[Some records]

╭──

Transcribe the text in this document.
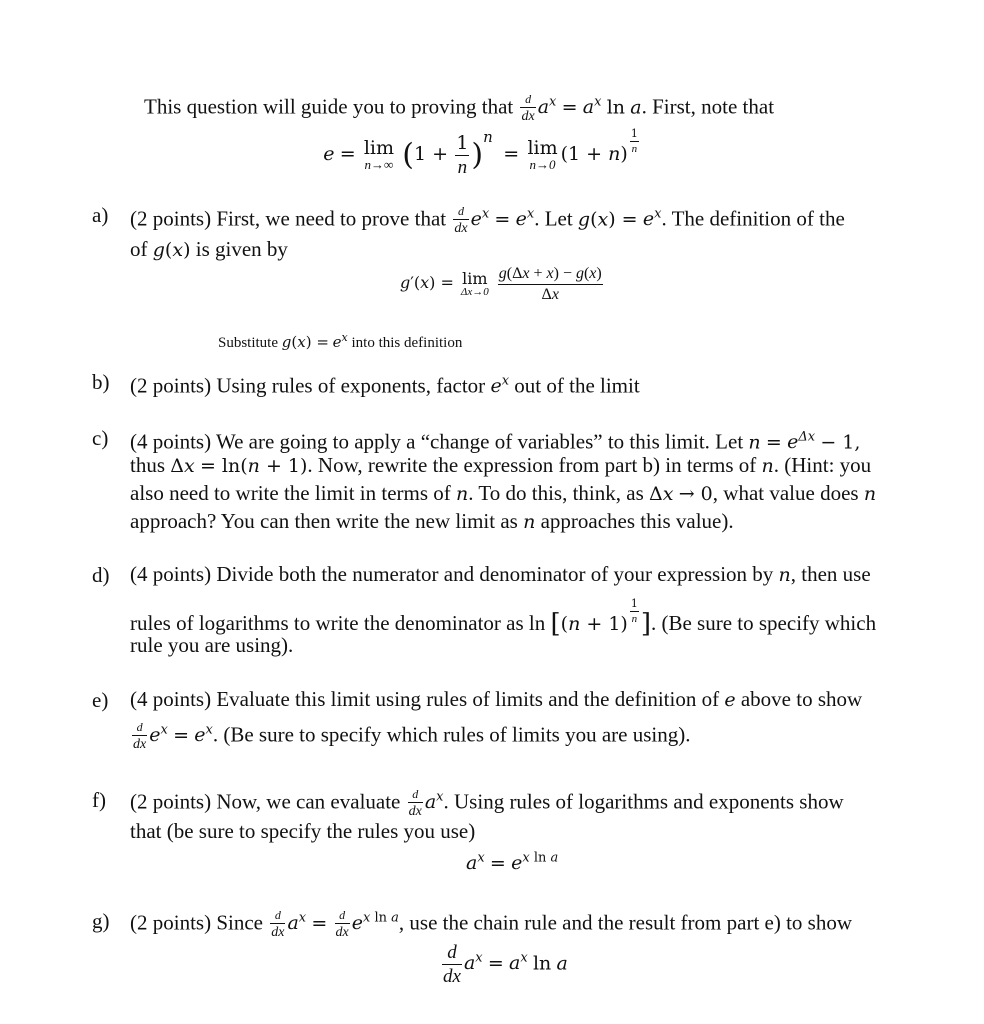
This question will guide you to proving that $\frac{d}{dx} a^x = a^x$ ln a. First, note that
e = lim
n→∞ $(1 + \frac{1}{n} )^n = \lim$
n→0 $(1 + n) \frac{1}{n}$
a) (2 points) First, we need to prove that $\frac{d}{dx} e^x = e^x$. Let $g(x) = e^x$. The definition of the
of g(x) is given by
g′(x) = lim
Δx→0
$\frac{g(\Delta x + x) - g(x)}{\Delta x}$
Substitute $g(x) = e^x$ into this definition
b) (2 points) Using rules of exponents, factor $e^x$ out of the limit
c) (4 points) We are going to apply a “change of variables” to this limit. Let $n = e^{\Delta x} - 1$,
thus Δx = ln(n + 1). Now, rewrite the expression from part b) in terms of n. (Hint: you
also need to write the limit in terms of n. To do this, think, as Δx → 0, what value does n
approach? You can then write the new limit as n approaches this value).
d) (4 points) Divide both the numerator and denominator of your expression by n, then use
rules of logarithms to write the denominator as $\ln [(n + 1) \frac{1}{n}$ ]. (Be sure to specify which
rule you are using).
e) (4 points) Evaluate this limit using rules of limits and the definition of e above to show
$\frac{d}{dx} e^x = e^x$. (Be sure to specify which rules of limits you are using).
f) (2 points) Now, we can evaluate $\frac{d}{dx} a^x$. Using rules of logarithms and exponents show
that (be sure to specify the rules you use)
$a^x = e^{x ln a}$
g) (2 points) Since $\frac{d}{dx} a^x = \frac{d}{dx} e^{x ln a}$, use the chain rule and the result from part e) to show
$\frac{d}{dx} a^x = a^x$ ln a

╰──
╭──

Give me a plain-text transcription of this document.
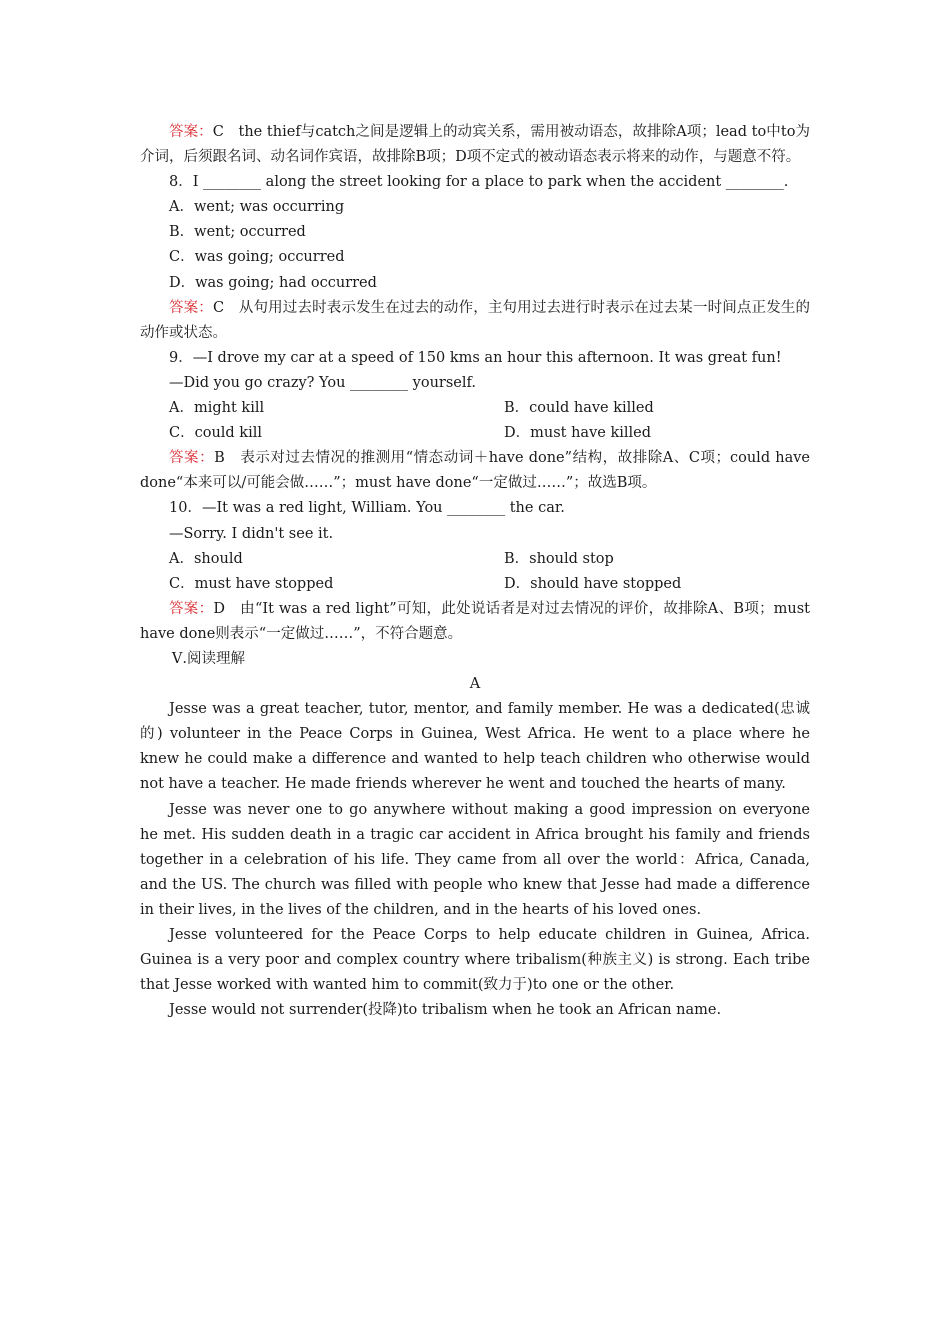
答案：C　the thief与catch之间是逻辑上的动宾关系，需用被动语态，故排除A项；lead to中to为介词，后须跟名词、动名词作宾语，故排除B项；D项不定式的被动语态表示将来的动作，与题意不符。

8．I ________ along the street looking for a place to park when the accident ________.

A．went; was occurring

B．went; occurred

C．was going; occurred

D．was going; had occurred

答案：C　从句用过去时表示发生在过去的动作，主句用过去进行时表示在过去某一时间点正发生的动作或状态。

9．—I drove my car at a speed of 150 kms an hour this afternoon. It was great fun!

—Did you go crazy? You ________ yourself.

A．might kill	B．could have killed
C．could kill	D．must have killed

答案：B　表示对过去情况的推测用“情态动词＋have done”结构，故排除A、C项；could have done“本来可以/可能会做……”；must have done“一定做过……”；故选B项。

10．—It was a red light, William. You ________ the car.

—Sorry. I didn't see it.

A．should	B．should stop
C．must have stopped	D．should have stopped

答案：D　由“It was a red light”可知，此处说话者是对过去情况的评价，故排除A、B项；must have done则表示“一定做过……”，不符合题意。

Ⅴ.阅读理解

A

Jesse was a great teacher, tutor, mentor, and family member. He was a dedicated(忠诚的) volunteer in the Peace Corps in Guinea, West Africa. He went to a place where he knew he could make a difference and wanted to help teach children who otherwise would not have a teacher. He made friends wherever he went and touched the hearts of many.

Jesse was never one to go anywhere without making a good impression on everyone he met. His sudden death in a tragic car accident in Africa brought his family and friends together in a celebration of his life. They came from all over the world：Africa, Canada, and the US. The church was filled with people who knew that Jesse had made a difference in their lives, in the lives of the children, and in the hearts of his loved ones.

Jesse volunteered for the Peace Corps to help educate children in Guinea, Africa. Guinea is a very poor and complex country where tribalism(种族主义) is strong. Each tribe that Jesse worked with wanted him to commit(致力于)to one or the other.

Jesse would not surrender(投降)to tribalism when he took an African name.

╰──

Return every line in the listing that contains the word "sure".

• [PROBLEM SOLUTION]:
rules of logarithms to write the denominator as $\ln [(n + 1) \frac{1}{n}$ ]. (Be sure to specify which
$\frac{d}{dx} e^x = e^x$. (Be sure to specify which rules of limits you are using).
that (be sure to specify the rules you use)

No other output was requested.